> [Aim of the exercise]: What follows is a set of entries. Repeat them exactly, but not their pictures.

> [Items listed in a dataset]:
========================================

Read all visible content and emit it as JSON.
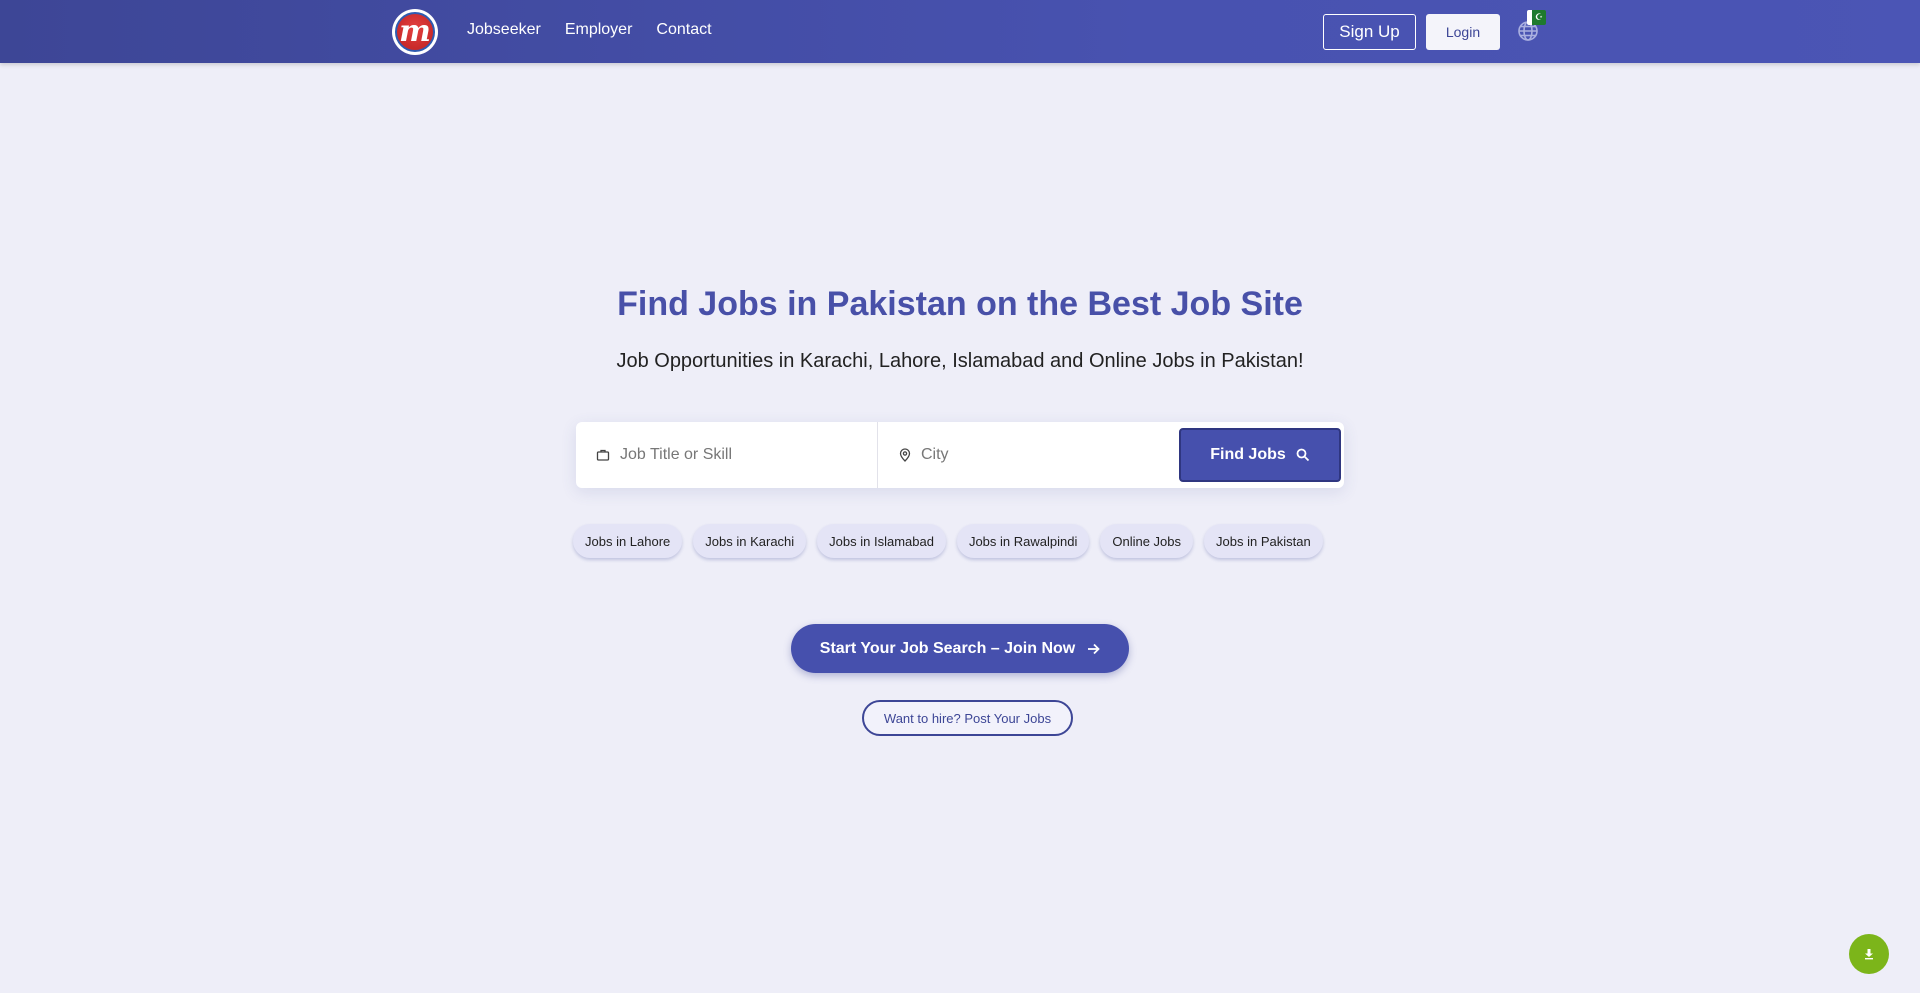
{
  "nav": {
    "logo_letter": "m",
    "links": [
      "Jobseeker",
      "Employer",
      "Contact"
    ],
    "signup_label": "Sign Up",
    "login_label": "Login",
    "flag_symbol": "☪"
  },
  "hero": {
    "title": "Find Jobs in Pakistan on the Best Job Site",
    "subtitle": "Job Opportunities in Karachi, Lahore, Islamabad and Online Jobs in Pakistan!"
  },
  "search": {
    "job_placeholder": "Job Title or Skill",
    "city_placeholder": "City",
    "find_label": "Find Jobs"
  },
  "chips": [
    "Jobs in Lahore",
    "Jobs in Karachi",
    "Jobs in Islamabad",
    "Jobs in Rawalpindi",
    "Online Jobs",
    "Jobs in Pakistan"
  ],
  "cta": {
    "join_label": "Start Your Job Search – Join Now",
    "hire_label": "Want to hire? Post Your Jobs"
  },
  "colors": {
    "primary": "#4650ad",
    "title": "#4850a8",
    "fab": "#7cb51a"
  },
  "icons": {
    "job": "briefcase-icon",
    "city": "location-pin-icon",
    "find": "search-icon",
    "join": "arrow-right-icon",
    "language": "globe-icon",
    "fab": "download-icon"
  }
}
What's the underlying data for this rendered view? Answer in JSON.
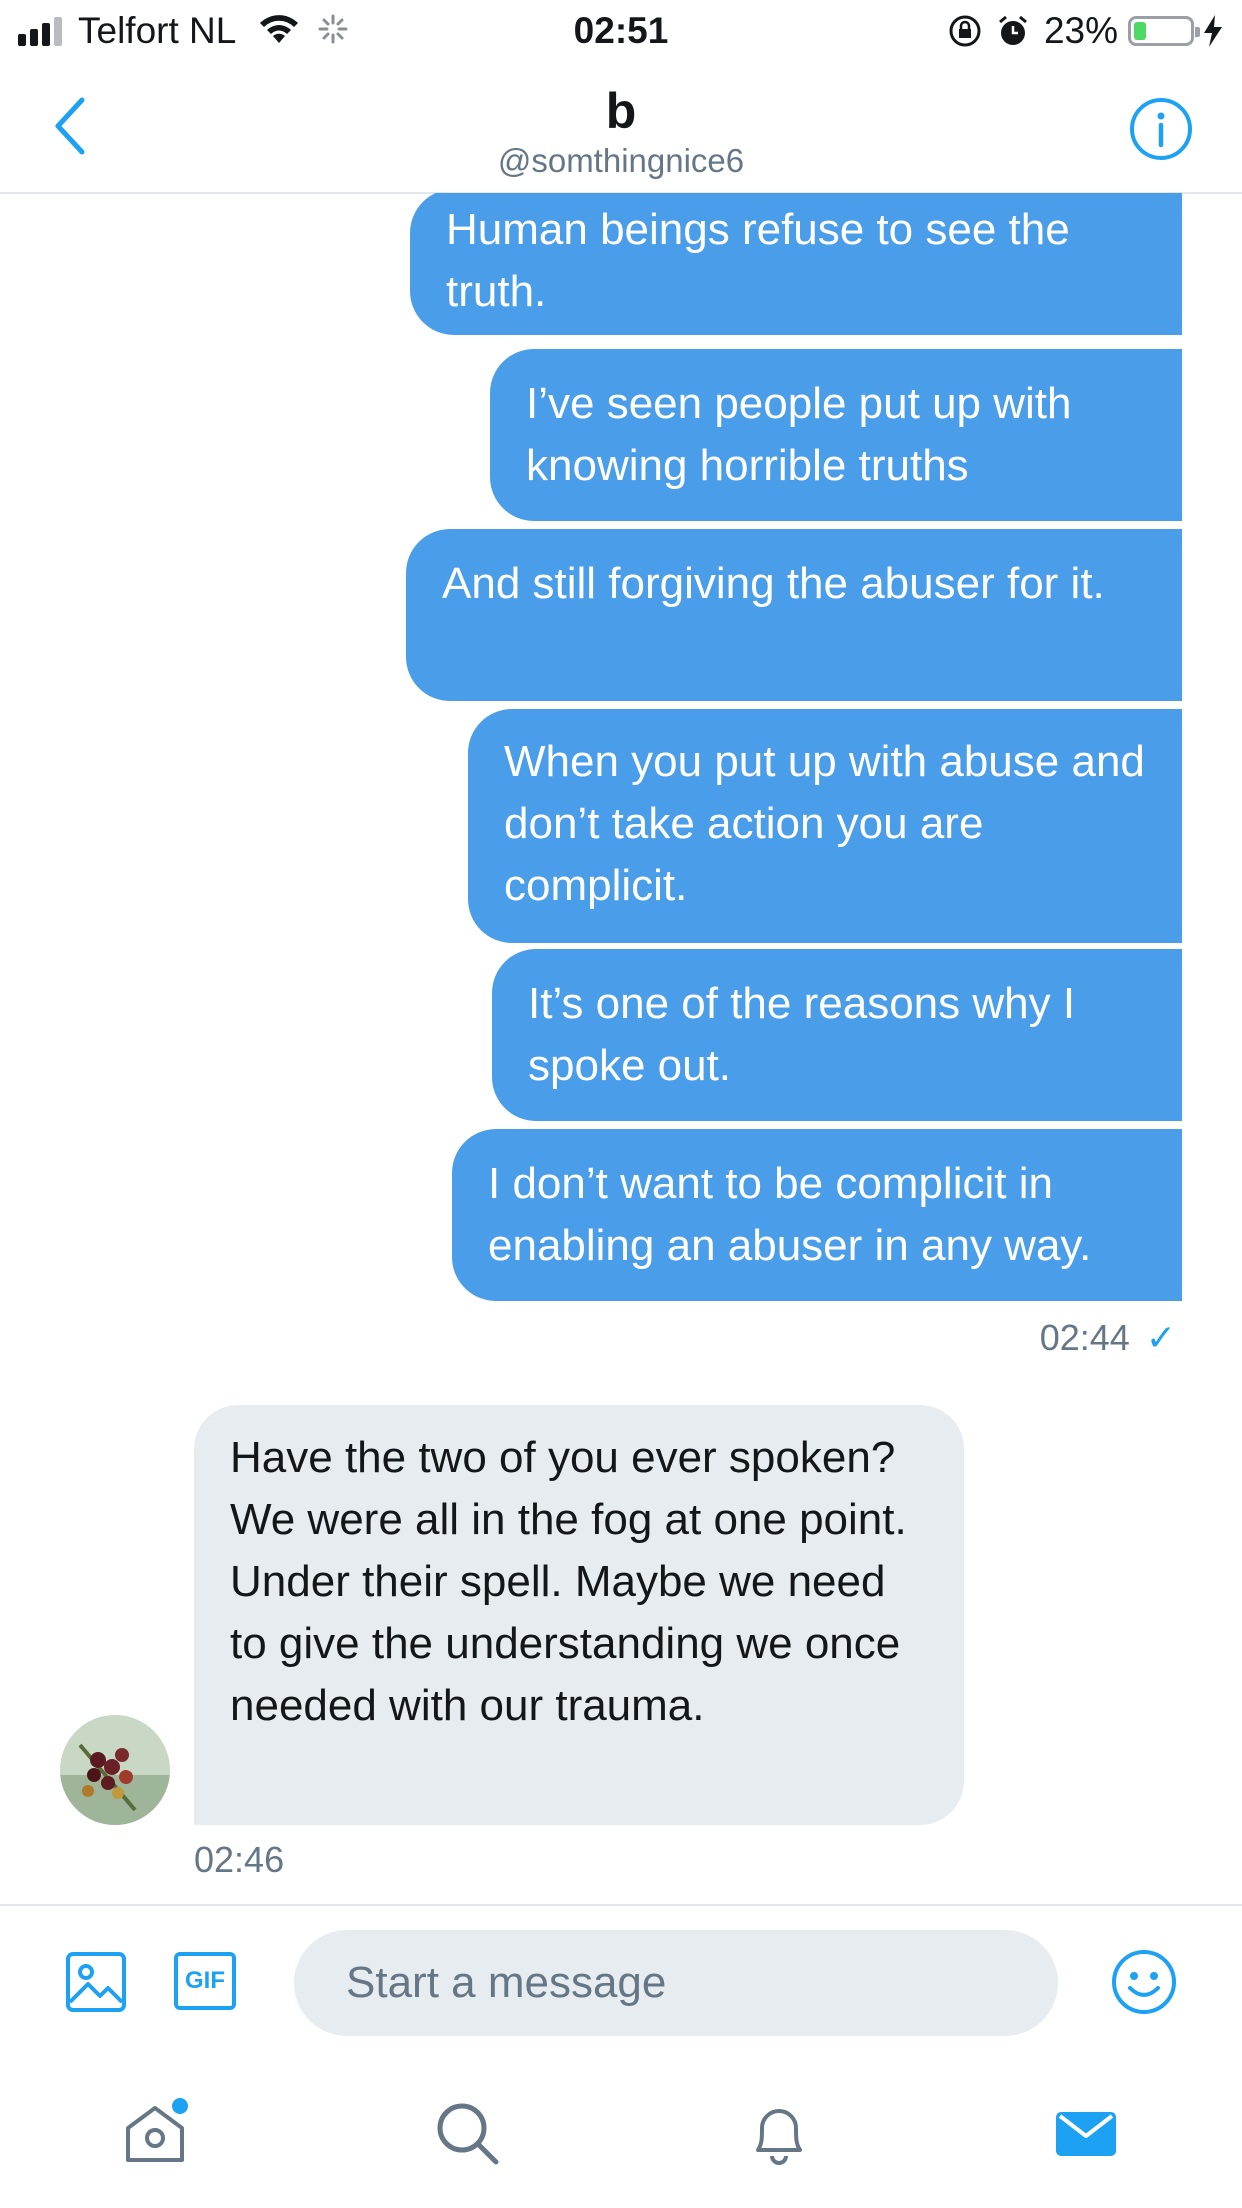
{
  "status_bar": {
    "carrier": "Telfort NL",
    "time": "02:51",
    "battery": "23%",
    "battery_level": 0.23
  },
  "header": {
    "title": "b",
    "handle": "@somthingnice6"
  },
  "messages": {
    "outgoing": [
      "Human beings refuse to see the truth.",
      "I’ve seen people put up with knowing horrible truths",
      "And still forgiving the abuser for it.",
      "When you put up with abuse and don’t take action you are complicit.",
      "It’s one of the reasons why I spoke out.",
      "I don’t want to be complicit in enabling an abuser in any way."
    ],
    "outgoing_time": "02:44",
    "outgoing_status": "✓",
    "incoming": [
      "Have the two of you ever spoken? We were all in the fog at one point. Under their spell. Maybe we need to give the understanding we once needed with our trauma."
    ],
    "incoming_time": "02:46"
  },
  "composer": {
    "placeholder": "Start a message",
    "gif_label": "GIF"
  },
  "colors": {
    "accent": "#1da1f2",
    "outgoing_bubble": "#4a9de8",
    "incoming_bubble": "#e6ecf0",
    "muted_text": "#657786"
  },
  "icons": [
    "back-chevron-icon",
    "info-icon",
    "image-icon",
    "gif-icon",
    "emoji-icon",
    "home-icon",
    "search-icon",
    "notifications-icon",
    "messages-icon"
  ]
}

========================================

> [Expected answer]:
Read all visible content and emit it as JSON.
{
  "nav": {
    "logo_letter": "m",
    "links": [
      "Jobseeker",
      "Employer",
      "Contact"
    ],
    "signup_label": "Sign Up",
    "login_label": "Login",
    "flag_symbol": "☪"
  },
  "hero": {
    "title": "Find Jobs in Pakistan on the Best Job Site",
    "subtitle": "Job Opportunities in Karachi, Lahore, Islamabad and Online Jobs in Pakistan!"
  },
  "search": {
    "job_placeholder": "Job Title or Skill",
    "city_placeholder": "City",
    "find_label": "Find Jobs"
  },
  "chips": [
    "Jobs in Lahore",
    "Jobs in Karachi",
    "Jobs in Islamabad",
    "Jobs in Rawalpindi",
    "Online Jobs",
    "Jobs in Pakistan"
  ],
  "cta": {
    "join_label": "Start Your Job Search – Join Now",
    "hire_label": "Want to hire? Post Your Jobs"
  },
  "colors": {
    "primary": "#4650ad",
    "title": "#4850a8",
    "fab": "#7cb51a"
  },
  "icons": {
    "job": "briefcase-icon",
    "city": "location-pin-icon",
    "find": "search-icon",
    "join": "arrow-right-icon",
    "language": "globe-icon",
    "fab": "download-icon"
  }
}
What's the underlying data for this rendered view? Answer in JSON.
{
  "status_bar": {
    "carrier": "Telfort NL",
    "time": "02:51",
    "battery": "23%",
    "battery_level": 0.23
  },
  "header": {
    "title": "b",
    "handle": "@somthingnice6"
  },
  "messages": {
    "outgoing": [
      "Human beings refuse to see the truth.",
      "I’ve seen people put up with knowing horrible truths",
      "And still forgiving the abuser for it.",
      "When you put up with abuse and don’t take action you are complicit.",
      "It’s one of the reasons why I spoke out.",
      "I don’t want to be complicit in enabling an abuser in any way."
    ],
    "outgoing_time": "02:44",
    "outgoing_status": "✓",
    "incoming": [
      "Have the two of you ever spoken? We were all in the fog at one point. Under their spell. Maybe we need to give the understanding we once needed with our trauma."
    ],
    "incoming_time": "02:46"
  },
  "composer": {
    "placeholder": "Start a message",
    "gif_label": "GIF"
  },
  "colors": {
    "accent": "#1da1f2",
    "outgoing_bubble": "#4a9de8",
    "incoming_bubble": "#e6ecf0",
    "muted_text": "#657786"
  },
  "icons": [
    "back-chevron-icon",
    "info-icon",
    "image-icon",
    "gif-icon",
    "emoji-icon",
    "home-icon",
    "search-icon",
    "notifications-icon",
    "messages-icon"
  ]
}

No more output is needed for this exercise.